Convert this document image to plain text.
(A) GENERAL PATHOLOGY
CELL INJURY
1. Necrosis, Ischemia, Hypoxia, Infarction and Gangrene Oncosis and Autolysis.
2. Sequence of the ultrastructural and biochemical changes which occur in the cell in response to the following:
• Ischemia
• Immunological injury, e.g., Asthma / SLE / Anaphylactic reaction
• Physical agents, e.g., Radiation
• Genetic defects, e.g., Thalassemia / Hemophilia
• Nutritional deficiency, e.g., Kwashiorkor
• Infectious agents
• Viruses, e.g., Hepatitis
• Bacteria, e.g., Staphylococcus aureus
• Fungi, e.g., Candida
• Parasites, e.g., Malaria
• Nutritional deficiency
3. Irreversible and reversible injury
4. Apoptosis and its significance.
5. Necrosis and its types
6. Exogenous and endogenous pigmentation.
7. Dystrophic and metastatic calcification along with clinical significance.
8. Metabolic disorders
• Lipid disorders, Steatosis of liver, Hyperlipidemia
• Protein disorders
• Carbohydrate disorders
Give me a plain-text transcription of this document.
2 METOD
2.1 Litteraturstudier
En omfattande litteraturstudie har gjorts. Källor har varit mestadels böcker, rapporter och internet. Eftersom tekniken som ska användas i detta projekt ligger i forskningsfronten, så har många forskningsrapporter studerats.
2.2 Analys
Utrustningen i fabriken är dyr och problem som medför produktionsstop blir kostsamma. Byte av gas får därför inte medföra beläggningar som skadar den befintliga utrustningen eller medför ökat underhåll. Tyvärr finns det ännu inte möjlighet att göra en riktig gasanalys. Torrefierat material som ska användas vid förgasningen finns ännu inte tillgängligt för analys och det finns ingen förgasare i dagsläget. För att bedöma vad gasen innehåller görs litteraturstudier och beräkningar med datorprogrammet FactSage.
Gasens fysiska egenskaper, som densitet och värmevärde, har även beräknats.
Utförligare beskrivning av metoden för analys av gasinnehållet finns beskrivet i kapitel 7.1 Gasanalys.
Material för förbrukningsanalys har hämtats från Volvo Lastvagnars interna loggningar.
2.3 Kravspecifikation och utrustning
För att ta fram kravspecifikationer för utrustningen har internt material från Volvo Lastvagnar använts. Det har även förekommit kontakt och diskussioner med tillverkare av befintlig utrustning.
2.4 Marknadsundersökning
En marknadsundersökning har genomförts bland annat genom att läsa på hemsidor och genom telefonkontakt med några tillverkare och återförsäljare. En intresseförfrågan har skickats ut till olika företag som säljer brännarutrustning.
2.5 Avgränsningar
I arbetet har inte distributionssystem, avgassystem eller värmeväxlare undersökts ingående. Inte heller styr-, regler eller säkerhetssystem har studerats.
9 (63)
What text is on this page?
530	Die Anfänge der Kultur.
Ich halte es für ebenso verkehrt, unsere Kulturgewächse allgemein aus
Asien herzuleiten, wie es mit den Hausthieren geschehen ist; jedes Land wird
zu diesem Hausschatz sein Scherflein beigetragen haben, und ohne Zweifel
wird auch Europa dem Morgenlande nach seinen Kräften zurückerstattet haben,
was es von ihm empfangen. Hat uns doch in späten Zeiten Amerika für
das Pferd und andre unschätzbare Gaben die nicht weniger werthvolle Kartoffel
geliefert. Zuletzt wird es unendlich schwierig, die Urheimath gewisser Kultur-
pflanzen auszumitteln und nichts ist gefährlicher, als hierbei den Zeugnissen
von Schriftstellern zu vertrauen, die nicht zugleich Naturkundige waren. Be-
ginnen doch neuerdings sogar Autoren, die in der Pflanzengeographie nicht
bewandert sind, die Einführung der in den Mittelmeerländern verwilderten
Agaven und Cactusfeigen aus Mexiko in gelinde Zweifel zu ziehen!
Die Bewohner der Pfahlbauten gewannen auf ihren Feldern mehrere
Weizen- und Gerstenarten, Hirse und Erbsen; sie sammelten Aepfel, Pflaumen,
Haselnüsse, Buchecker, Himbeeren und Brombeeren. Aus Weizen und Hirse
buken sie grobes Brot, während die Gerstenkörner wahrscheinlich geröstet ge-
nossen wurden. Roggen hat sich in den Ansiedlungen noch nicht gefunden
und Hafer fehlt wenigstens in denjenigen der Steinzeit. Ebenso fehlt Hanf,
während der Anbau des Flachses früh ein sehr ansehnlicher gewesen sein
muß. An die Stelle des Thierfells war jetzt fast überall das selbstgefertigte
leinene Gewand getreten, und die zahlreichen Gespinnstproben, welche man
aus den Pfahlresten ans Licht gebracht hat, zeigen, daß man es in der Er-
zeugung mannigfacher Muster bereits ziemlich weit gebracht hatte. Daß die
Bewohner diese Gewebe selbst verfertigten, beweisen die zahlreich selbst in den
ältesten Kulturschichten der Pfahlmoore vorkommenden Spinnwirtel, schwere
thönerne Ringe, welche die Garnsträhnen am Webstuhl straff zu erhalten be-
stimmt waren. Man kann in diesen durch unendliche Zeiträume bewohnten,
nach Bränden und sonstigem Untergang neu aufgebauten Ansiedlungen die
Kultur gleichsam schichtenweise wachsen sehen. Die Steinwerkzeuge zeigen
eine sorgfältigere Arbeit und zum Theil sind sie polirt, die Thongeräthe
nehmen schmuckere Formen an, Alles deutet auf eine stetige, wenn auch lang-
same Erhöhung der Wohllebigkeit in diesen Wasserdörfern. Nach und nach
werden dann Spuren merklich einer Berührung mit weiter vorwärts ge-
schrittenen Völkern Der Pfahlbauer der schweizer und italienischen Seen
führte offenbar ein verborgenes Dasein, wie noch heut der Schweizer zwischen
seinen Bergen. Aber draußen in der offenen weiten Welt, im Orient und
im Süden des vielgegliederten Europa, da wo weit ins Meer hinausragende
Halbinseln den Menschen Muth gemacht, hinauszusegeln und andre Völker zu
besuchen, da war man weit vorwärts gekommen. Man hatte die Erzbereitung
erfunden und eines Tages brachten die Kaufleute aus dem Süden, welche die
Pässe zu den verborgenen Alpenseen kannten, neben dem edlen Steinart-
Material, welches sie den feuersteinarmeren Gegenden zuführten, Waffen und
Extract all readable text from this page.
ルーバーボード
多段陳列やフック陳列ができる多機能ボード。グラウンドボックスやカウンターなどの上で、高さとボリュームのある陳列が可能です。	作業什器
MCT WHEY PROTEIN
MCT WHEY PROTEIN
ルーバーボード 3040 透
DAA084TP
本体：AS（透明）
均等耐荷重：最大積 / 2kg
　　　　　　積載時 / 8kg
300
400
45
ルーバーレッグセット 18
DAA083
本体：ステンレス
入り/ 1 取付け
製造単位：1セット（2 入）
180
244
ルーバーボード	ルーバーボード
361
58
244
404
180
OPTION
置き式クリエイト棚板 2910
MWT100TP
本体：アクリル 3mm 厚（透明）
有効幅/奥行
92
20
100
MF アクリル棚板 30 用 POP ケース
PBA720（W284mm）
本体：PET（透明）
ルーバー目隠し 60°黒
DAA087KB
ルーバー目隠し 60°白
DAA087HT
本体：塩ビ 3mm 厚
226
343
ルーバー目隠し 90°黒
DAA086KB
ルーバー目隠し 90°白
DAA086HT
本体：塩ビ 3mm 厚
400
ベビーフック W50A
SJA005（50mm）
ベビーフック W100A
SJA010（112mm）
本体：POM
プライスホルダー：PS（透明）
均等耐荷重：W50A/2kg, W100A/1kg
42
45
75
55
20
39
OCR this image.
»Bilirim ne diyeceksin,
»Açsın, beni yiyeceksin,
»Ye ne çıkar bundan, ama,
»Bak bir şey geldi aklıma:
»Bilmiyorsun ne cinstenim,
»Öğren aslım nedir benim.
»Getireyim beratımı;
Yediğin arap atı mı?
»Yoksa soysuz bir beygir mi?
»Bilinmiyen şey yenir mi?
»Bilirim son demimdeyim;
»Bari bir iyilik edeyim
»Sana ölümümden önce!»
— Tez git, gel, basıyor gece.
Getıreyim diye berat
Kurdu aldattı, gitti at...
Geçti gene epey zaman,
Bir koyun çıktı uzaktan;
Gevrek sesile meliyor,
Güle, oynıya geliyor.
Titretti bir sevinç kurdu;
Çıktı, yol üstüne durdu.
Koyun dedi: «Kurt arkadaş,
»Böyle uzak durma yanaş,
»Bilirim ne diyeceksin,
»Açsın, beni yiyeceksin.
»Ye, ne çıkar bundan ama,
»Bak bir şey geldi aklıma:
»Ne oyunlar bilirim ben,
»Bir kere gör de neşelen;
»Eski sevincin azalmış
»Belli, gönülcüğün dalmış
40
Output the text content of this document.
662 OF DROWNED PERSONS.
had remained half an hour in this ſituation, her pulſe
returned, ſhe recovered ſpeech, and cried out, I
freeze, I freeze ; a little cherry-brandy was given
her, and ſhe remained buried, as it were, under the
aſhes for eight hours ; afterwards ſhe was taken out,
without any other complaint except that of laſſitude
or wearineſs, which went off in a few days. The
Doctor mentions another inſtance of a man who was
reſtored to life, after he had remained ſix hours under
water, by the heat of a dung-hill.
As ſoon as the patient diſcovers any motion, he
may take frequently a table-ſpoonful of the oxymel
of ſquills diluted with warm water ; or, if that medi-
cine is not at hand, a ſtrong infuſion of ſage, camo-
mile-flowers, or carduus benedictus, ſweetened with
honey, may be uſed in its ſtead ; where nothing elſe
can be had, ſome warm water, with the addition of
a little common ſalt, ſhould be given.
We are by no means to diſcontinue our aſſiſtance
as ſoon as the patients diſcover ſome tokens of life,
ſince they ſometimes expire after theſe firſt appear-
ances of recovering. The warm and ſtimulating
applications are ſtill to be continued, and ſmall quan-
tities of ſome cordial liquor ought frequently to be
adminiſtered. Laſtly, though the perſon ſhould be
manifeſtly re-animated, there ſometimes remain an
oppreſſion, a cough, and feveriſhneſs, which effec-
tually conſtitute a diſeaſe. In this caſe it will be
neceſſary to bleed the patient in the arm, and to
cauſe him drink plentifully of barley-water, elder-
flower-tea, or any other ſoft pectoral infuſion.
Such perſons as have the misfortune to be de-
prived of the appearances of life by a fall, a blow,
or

=-=-=

Exercise goal:
Among the entries above, find every line holding "Süden" and copy it.

Your response:
im Süden des vielgegliederten Europa, da wo weit ins Meer hinausragende
erfunden und eines Tages brachten die Kaufleute aus dem Süden, welche die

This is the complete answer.